* [Directions for this task] Gather every line holding the string "expertise".

* [Source data]
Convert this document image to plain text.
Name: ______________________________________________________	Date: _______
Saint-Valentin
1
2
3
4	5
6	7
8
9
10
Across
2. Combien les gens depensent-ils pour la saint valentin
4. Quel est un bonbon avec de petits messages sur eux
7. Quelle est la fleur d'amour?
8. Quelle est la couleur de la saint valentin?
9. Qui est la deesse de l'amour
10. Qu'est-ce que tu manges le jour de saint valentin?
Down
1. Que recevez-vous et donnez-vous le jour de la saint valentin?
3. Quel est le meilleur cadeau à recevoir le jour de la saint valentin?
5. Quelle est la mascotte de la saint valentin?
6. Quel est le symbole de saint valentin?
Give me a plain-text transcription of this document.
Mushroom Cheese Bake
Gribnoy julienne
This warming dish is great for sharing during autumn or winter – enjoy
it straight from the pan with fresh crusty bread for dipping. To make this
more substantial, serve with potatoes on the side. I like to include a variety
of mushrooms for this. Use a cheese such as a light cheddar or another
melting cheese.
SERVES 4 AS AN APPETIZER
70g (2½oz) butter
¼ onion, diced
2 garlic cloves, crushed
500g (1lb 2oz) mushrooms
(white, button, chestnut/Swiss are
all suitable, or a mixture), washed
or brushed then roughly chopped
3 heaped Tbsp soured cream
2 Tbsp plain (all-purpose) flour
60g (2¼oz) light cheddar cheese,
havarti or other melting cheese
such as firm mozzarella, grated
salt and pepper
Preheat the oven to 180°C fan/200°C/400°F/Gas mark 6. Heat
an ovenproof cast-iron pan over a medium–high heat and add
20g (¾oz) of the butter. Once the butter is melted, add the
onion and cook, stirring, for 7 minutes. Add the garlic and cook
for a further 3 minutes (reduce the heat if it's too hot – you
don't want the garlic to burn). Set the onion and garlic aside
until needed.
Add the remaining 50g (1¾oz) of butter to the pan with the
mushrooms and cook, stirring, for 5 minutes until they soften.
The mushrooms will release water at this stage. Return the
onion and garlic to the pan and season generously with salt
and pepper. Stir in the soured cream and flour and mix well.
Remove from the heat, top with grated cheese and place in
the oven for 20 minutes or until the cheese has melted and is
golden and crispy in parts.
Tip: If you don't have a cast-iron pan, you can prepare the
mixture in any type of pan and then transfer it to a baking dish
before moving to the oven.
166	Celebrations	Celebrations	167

* * *

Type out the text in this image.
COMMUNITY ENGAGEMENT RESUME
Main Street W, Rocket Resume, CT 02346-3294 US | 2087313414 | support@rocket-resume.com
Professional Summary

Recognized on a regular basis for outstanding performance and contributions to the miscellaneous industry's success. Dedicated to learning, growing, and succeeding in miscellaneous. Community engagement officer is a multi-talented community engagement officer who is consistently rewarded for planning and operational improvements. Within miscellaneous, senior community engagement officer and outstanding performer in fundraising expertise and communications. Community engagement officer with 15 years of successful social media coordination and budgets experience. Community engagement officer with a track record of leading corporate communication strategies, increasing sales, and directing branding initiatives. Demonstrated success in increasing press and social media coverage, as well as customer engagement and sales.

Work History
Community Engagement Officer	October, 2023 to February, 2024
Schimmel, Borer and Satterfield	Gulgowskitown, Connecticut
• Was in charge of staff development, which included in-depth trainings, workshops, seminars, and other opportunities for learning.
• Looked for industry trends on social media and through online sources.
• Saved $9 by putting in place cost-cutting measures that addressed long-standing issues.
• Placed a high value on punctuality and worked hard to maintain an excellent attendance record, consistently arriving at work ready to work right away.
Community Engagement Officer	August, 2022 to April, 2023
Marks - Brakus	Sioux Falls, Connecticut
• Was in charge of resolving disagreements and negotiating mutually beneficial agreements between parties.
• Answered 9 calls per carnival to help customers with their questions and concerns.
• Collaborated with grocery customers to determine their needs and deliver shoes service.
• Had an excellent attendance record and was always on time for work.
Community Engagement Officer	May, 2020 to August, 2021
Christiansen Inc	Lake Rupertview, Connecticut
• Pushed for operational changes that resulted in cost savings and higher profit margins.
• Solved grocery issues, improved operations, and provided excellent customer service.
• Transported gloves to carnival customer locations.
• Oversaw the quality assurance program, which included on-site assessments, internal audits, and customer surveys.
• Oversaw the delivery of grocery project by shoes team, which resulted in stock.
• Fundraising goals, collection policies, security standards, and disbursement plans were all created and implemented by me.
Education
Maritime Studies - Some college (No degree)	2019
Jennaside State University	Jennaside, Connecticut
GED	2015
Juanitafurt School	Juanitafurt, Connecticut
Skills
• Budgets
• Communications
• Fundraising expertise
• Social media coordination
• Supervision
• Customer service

* [Output of the exercise]
Recognized on a regular basis for outstanding performance and contributions to the miscellaneous industry's success. Dedicated to learning, growing, and succeeding in miscellaneous. Community engagement officer is a multi-talented community engagement officer who is consistently rewarded for planning and operational improvements. Within miscellaneous, senior community engagement officer and outstanding performer in fundraising expertise and communications. Community engagement officer with 15 years of successful social media coordination and budgets experience. Community engagement officer with a track record of leading corporate communication strategies, increasing sales, and directing branding initiatives. Demonstrated success in increasing press and social media coverage, as well as customer engagement and sales.
• Fundraising expertise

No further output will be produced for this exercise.